Exercise requirements:
Locate every line that holds the string "procedure" and copy it.

Input rows:
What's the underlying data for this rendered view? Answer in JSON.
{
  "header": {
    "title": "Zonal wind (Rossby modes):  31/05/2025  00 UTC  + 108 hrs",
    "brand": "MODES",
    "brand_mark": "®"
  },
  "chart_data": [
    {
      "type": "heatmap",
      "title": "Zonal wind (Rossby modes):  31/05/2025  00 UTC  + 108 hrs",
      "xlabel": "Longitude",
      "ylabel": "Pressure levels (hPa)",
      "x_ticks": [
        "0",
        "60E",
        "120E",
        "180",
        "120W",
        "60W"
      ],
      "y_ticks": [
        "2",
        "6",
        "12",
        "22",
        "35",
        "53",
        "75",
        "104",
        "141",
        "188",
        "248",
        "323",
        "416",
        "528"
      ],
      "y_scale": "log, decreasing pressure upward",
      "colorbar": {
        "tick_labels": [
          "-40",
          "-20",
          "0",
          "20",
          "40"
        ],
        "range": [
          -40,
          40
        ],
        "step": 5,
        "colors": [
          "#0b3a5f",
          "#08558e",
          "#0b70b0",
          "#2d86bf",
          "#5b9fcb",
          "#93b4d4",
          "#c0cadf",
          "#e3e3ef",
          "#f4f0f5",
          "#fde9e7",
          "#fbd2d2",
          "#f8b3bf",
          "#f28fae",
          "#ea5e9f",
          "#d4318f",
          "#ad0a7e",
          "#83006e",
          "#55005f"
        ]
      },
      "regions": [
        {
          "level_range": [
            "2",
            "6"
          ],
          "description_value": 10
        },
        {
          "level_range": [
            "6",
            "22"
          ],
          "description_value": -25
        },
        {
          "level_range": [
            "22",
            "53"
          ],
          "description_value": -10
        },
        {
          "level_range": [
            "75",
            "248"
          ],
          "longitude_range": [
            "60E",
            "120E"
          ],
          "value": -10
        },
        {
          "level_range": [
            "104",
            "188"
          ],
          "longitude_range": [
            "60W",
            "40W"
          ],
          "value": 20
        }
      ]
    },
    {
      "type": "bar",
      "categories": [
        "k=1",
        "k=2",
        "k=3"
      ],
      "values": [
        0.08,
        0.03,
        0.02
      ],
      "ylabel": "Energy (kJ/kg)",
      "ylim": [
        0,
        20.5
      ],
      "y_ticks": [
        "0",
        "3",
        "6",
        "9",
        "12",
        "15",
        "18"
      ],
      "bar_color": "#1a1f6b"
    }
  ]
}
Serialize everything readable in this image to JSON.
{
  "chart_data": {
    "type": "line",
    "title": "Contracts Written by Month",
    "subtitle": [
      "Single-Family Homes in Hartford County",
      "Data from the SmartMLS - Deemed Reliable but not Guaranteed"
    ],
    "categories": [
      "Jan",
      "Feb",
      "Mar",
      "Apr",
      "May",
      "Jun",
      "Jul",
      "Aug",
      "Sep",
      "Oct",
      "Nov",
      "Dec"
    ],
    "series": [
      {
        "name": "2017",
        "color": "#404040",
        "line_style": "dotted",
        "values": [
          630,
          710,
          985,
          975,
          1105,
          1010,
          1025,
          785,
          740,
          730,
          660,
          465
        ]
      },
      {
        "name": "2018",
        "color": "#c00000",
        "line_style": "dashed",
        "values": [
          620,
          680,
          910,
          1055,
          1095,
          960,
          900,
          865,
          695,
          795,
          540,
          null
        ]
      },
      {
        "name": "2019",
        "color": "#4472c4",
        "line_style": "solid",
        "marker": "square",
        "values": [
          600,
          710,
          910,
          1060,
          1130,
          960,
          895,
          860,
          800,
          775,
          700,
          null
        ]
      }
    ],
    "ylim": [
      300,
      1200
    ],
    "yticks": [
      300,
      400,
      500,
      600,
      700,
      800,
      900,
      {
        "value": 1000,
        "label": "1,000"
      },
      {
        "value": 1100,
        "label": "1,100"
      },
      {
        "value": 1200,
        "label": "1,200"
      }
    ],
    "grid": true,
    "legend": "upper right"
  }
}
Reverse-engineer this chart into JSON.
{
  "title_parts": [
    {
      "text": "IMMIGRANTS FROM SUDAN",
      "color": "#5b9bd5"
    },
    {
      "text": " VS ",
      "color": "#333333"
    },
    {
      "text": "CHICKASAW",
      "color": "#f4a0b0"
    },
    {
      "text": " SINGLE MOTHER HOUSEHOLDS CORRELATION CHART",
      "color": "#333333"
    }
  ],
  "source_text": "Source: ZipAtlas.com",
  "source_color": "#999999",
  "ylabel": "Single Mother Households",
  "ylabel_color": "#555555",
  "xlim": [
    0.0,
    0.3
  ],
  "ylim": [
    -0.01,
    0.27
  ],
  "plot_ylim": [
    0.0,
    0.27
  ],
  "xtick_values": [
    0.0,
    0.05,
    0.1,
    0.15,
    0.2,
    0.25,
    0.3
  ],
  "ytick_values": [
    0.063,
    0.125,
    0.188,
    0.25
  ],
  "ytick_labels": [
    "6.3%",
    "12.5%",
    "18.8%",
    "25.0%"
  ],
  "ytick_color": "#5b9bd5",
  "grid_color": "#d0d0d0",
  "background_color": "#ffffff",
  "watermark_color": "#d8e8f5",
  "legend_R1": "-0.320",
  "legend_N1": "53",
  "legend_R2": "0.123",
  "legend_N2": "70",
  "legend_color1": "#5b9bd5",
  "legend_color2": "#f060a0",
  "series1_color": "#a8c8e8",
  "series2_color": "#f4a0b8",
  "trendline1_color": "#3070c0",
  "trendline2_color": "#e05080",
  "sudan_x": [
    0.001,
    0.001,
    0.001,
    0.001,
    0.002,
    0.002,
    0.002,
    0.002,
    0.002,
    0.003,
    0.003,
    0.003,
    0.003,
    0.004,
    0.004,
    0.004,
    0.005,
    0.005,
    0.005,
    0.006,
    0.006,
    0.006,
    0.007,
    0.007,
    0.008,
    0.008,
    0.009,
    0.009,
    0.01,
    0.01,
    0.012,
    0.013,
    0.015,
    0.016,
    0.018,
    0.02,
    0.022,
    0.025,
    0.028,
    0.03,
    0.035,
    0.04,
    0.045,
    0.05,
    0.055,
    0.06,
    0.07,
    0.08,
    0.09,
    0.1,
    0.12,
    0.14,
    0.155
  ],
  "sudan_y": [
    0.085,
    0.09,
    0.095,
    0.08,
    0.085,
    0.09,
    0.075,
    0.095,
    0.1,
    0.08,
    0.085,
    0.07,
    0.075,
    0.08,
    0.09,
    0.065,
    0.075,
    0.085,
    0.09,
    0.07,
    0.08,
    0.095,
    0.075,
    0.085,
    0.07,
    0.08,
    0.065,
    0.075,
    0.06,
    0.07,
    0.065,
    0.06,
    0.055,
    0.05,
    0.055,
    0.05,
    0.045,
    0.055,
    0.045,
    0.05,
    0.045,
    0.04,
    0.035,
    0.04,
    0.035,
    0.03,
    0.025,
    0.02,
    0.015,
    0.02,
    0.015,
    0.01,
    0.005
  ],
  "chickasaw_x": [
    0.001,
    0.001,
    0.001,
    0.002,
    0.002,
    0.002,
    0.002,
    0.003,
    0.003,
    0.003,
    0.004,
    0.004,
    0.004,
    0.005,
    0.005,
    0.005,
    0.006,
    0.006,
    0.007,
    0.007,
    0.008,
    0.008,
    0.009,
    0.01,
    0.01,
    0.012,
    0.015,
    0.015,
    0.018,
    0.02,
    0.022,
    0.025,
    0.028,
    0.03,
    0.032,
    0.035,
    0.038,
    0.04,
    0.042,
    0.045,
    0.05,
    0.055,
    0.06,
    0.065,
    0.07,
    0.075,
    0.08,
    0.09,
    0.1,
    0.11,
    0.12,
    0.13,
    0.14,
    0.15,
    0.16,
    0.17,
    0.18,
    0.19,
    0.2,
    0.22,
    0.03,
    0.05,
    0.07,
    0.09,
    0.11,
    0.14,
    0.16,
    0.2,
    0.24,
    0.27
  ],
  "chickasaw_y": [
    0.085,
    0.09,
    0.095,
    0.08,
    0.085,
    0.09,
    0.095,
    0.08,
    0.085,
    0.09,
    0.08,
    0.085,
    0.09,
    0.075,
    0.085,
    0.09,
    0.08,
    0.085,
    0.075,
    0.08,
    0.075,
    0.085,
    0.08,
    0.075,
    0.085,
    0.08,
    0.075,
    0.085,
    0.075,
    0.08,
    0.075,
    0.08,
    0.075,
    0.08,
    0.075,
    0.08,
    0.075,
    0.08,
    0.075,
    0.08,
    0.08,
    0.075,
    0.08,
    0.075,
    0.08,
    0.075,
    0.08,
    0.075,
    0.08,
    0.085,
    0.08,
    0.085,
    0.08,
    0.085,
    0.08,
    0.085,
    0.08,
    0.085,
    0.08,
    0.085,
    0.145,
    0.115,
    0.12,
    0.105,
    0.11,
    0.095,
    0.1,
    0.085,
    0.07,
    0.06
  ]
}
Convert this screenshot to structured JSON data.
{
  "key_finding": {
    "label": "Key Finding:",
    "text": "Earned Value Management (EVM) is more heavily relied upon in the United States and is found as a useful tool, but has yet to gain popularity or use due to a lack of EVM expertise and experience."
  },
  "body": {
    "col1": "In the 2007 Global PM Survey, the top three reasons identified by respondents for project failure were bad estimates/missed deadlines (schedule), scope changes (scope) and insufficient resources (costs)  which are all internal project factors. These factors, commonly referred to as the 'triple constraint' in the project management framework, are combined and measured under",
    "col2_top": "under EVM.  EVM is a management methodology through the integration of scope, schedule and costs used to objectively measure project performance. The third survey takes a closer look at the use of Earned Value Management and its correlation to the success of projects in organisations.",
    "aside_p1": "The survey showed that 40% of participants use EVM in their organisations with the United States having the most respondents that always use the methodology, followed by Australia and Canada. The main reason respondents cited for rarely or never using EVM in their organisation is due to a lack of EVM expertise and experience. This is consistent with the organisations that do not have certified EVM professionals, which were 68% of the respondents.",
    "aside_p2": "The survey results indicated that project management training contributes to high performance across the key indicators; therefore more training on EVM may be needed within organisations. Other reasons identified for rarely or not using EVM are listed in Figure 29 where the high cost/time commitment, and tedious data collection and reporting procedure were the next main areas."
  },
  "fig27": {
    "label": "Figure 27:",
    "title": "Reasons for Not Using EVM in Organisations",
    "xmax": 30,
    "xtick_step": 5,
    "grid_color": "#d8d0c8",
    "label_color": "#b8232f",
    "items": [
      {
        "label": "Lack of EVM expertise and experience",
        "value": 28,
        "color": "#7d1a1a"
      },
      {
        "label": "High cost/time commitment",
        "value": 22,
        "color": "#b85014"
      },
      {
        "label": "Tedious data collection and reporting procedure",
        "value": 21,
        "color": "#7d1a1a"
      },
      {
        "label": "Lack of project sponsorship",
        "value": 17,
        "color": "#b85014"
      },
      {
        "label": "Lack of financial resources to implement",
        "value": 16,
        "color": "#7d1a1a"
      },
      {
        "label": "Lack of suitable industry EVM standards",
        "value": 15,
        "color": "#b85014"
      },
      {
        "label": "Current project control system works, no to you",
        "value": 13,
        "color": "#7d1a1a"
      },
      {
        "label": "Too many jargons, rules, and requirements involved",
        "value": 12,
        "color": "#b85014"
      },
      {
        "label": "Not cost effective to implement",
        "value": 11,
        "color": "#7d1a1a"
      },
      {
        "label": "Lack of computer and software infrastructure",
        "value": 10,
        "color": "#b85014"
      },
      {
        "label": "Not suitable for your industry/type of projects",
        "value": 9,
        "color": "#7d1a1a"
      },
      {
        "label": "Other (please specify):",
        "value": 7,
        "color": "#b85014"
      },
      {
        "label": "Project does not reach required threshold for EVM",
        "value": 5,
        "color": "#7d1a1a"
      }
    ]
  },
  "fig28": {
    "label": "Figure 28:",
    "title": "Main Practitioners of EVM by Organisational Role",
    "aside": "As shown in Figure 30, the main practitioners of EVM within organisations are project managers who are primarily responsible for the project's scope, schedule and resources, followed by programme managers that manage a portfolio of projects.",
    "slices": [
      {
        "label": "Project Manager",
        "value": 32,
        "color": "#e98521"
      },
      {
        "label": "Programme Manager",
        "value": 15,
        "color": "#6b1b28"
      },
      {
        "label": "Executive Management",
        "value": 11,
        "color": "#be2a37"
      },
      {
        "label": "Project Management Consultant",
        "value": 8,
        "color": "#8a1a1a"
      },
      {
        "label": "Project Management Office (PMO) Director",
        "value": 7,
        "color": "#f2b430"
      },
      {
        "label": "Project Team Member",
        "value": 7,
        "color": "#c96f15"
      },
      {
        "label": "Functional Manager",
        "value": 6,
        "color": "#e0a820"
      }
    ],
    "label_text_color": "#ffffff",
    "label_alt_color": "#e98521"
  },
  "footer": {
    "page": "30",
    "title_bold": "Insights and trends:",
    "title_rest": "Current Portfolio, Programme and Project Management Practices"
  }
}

Exercise output:
    "aside_p2": "The survey results indicated that project management training contributes to high performance across the key indicators; therefore more training on EVM may be needed within organisations. Other reasons identified for rarely or not using EVM are listed in Figure 29 where the high cost/time commitment, and tedious data collection and reporting procedure were the next main areas."
        "label": "Tedious data collection and reporting procedure",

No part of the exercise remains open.